### Direction
Print the records below exactly as they appear.

### Data entries for graphics
--- start ---

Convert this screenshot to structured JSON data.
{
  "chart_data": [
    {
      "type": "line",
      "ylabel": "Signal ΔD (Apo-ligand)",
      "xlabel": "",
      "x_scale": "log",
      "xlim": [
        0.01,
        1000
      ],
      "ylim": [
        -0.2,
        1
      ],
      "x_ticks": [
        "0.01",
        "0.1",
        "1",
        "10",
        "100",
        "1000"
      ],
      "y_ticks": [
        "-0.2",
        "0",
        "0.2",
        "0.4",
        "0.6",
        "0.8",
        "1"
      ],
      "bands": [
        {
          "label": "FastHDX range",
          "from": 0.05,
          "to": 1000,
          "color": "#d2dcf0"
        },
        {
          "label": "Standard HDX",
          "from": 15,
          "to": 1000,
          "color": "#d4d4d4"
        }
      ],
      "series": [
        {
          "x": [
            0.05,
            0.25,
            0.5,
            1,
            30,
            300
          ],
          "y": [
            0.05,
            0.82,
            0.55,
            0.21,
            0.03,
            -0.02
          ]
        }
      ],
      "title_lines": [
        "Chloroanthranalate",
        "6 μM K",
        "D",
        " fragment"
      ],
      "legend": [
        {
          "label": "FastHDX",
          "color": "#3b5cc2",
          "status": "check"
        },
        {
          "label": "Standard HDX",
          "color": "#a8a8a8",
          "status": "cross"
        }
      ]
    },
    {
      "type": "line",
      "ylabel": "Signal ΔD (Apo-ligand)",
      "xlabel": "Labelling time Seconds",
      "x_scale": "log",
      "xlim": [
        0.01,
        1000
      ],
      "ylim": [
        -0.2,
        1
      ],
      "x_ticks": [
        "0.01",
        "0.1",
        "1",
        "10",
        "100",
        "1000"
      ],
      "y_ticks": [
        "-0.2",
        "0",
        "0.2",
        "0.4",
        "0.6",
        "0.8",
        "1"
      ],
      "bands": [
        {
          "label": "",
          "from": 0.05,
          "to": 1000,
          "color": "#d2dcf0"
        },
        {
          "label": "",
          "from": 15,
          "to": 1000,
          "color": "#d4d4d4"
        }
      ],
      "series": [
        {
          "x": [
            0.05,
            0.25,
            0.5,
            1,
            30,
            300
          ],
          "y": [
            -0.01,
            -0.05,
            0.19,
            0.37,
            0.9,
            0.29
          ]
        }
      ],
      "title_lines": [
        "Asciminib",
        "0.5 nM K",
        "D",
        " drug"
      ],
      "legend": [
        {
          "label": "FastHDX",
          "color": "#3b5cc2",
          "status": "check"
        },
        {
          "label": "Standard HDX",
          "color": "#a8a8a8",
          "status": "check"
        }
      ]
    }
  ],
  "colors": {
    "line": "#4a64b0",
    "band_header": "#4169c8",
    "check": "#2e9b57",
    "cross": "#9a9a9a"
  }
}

--- end ---

### Final answer
Convert this screenshot to structured JSON data.
{
  "chart_data": [
    {
      "type": "line",
      "ylabel": "Signal ΔD (Apo-ligand)",
      "xlabel": "",
      "x_scale": "log",
      "xlim": [
        0.01,
        1000
      ],
      "ylim": [
        -0.2,
        1
      ],
      "x_ticks": [
        "0.01",
        "0.1",
        "1",
        "10",
        "100",
        "1000"
      ],
      "y_ticks": [
        "-0.2",
        "0",
        "0.2",
        "0.4",
        "0.6",
        "0.8",
        "1"
      ],
      "bands": [
        {
          "label": "FastHDX range",
          "from": 0.05,
          "to": 1000,
          "color": "#d2dcf0"
        },
        {
          "label": "Standard HDX",
          "from": 15,
          "to": 1000,
          "color": "#d4d4d4"
        }
      ],
      "series": [
        {
          "x": [
            0.05,
            0.25,
            0.5,
            1,
            30,
            300
          ],
          "y": [
            0.05,
            0.82,
            0.55,
            0.21,
            0.03,
            -0.02
          ]
        }
      ],
      "title_lines": [
        "Chloroanthranalate",
        "6 μM K",
        "D",
        " fragment"
      ],
      "legend": [
        {
          "label": "FastHDX",
          "color": "#3b5cc2",
          "status": "check"
        },
        {
          "label": "Standard HDX",
          "color": "#a8a8a8",
          "status": "cross"
        }
      ]
    },
    {
      "type": "line",
      "ylabel": "Signal ΔD (Apo-ligand)",
      "xlabel": "Labelling time Seconds",
      "x_scale": "log",
      "xlim": [
        0.01,
        1000
      ],
      "ylim": [
        -0.2,
        1
      ],
      "x_ticks": [
        "0.01",
        "0.1",
        "1",
        "10",
        "100",
        "1000"
      ],
      "y_ticks": [
        "-0.2",
        "0",
        "0.2",
        "0.4",
        "0.6",
        "0.8",
        "1"
      ],
      "bands": [
        {
          "label": "",
          "from": 0.05,
          "to": 1000,
          "color": "#d2dcf0"
        },
        {
          "label": "",
          "from": 15,
          "to": 1000,
          "color": "#d4d4d4"
        }
      ],
      "series": [
        {
          "x": [
            0.05,
            0.25,
            0.5,
            1,
            30,
            300
          ],
          "y": [
            -0.01,
            -0.05,
            0.19,
            0.37,
            0.9,
            0.29
          ]
        }
      ],
      "title_lines": [
        "Asciminib",
        "0.5 nM K",
        "D",
        " drug"
      ],
      "legend": [
        {
          "label": "FastHDX",
          "color": "#3b5cc2",
          "status": "check"
        },
        {
          "label": "Standard HDX",
          "color": "#a8a8a8",
          "status": "check"
        }
      ]
    }
  ],
  "colors": {
    "line": "#4a64b0",
    "band_header": "#4169c8",
    "check": "#2e9b57",
    "cross": "#9a9a9a"
  }
}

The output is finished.